### [MATERIAL FOR THIS EXERCISE]
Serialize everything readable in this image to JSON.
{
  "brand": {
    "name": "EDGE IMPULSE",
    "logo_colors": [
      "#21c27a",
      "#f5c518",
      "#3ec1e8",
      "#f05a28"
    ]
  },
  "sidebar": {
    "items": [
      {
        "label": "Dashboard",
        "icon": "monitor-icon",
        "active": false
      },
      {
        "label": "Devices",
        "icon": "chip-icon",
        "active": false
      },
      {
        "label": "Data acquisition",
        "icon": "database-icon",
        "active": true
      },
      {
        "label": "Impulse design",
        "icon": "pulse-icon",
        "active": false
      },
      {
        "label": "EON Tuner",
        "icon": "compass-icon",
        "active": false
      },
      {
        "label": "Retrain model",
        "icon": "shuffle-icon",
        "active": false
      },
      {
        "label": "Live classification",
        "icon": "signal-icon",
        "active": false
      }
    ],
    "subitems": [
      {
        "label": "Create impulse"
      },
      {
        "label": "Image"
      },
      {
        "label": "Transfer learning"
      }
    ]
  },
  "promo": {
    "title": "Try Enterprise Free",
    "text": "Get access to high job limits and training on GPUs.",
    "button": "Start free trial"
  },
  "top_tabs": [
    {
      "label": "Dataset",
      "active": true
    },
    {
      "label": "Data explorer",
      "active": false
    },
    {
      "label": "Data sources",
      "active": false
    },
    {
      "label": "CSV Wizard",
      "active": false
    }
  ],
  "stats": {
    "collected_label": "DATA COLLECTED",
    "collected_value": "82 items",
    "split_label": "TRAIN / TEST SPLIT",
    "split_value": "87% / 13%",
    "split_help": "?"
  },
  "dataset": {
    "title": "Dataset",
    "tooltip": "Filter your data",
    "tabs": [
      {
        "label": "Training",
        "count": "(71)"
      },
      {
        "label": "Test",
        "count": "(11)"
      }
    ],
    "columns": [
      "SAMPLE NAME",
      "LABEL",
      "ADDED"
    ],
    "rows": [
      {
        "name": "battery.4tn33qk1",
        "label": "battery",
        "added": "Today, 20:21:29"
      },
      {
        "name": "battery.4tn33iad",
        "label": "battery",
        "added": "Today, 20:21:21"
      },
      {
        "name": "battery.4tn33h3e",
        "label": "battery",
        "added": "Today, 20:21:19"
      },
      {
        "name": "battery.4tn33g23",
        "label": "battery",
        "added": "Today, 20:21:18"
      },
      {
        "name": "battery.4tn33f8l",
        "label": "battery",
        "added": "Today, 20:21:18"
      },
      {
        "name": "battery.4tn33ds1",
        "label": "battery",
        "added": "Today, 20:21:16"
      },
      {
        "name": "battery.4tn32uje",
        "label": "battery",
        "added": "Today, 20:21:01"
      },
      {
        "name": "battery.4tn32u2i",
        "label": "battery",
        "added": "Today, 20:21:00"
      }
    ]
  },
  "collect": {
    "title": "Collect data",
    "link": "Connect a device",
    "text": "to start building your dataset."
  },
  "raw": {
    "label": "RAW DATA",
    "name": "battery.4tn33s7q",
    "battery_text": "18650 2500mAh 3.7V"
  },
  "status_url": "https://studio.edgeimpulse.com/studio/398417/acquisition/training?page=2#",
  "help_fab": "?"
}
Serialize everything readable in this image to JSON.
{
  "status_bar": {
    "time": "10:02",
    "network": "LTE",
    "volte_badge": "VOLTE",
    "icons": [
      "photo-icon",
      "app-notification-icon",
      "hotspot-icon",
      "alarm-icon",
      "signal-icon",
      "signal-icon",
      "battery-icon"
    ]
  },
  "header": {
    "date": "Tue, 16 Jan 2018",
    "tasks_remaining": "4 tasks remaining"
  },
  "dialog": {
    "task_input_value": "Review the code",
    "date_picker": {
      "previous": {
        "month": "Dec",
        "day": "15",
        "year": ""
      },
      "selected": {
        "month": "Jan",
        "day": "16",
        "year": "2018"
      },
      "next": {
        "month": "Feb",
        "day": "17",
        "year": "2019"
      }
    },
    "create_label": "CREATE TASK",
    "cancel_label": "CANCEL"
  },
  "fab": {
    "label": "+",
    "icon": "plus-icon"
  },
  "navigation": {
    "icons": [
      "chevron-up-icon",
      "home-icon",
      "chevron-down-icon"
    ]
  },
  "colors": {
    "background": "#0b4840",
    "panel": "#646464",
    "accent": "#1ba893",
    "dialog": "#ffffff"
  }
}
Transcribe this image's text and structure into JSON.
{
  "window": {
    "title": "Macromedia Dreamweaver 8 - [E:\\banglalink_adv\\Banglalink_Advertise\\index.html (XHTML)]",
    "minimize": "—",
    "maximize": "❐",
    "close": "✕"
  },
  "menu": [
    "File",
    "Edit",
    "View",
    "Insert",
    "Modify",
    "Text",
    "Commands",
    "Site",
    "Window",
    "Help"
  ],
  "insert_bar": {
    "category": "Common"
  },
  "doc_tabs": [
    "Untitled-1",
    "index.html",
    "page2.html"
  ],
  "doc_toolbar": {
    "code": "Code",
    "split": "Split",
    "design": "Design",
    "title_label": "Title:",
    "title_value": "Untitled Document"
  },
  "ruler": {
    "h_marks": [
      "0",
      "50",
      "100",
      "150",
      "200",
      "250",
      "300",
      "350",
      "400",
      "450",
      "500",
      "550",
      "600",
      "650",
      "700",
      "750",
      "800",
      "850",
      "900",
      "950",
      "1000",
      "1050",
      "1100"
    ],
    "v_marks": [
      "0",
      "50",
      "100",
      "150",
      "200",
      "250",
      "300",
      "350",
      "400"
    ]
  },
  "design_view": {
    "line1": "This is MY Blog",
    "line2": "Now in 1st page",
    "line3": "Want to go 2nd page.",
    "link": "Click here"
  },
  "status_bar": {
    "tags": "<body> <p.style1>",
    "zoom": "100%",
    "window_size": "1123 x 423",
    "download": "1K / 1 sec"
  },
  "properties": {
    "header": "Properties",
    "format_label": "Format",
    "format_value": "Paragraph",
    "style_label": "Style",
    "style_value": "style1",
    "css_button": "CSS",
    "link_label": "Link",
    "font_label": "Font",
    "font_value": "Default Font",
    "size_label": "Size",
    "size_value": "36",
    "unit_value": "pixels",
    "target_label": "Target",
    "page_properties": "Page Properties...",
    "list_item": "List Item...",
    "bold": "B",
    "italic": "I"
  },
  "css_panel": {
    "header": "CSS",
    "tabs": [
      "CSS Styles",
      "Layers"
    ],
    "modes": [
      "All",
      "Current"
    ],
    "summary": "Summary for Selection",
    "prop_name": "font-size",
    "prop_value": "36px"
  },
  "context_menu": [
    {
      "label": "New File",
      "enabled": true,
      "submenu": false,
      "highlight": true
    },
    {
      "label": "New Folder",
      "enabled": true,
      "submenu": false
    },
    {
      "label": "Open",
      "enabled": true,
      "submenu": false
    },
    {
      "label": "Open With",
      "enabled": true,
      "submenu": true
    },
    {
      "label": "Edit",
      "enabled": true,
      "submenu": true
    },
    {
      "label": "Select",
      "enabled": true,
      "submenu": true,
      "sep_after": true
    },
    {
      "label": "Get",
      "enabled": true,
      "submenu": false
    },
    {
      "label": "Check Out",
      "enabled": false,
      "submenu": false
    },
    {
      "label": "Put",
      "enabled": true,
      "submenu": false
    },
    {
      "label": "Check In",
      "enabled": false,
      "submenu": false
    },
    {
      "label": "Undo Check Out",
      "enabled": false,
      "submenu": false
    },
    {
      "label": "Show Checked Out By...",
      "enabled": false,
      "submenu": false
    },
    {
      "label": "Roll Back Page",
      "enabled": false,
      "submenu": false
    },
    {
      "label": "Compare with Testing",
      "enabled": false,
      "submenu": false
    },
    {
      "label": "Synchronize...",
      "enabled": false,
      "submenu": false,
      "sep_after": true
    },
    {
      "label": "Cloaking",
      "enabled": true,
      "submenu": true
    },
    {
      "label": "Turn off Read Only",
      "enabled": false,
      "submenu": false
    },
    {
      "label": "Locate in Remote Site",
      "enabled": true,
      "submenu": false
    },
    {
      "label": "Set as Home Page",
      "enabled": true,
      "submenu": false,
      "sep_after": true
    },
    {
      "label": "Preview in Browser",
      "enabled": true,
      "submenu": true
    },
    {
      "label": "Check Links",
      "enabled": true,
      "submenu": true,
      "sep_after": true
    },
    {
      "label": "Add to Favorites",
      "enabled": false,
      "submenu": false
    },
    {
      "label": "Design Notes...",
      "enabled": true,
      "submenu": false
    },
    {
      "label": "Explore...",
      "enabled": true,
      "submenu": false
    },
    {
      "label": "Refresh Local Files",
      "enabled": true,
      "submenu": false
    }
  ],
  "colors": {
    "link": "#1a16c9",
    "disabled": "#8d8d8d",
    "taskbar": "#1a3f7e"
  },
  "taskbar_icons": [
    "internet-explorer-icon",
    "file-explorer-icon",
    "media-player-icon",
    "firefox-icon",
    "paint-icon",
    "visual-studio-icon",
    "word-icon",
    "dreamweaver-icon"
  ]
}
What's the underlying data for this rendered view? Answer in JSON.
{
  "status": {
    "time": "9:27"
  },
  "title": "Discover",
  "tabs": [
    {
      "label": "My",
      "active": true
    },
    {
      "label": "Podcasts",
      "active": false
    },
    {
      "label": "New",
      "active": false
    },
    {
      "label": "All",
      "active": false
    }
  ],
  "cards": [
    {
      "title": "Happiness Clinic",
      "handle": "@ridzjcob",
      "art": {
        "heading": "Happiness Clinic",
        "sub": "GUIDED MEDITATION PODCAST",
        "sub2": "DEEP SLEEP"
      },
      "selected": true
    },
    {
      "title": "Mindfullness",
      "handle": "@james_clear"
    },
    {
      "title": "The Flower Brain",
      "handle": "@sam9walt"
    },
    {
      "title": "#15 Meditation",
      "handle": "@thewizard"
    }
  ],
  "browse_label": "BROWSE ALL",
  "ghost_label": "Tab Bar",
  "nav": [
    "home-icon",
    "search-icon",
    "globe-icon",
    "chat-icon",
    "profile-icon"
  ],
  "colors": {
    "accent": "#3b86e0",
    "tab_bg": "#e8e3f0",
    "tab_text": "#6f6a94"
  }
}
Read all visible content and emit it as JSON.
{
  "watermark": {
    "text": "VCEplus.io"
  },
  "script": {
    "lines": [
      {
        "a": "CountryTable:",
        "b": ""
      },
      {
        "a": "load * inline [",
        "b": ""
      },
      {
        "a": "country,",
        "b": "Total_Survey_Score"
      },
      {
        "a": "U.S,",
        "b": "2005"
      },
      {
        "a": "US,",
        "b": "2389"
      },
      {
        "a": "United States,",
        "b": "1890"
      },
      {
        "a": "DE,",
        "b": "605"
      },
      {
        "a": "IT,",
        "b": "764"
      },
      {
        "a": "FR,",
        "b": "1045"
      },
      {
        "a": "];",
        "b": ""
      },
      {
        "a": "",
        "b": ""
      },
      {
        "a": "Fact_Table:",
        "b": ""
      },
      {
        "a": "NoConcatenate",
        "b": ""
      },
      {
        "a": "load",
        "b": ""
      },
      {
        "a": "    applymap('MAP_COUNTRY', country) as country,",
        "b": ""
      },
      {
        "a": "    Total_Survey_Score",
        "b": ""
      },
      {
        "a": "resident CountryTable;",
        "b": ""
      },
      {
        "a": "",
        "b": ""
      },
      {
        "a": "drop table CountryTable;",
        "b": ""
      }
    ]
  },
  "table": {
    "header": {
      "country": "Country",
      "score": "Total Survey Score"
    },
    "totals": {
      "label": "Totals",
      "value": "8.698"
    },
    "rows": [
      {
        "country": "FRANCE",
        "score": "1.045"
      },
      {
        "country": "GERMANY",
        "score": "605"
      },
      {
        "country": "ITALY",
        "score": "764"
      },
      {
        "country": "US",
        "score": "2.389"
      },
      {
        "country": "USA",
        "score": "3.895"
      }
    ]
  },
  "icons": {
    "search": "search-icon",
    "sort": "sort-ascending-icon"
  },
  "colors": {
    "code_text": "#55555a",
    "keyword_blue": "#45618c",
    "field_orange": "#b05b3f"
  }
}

### [EXERCISE AIM]
Extract all lines from the data in which "your" is found.

### [OUTPUT BELOW]
    "tooltip": "Filter your data",
    "text": "to start building your dataset."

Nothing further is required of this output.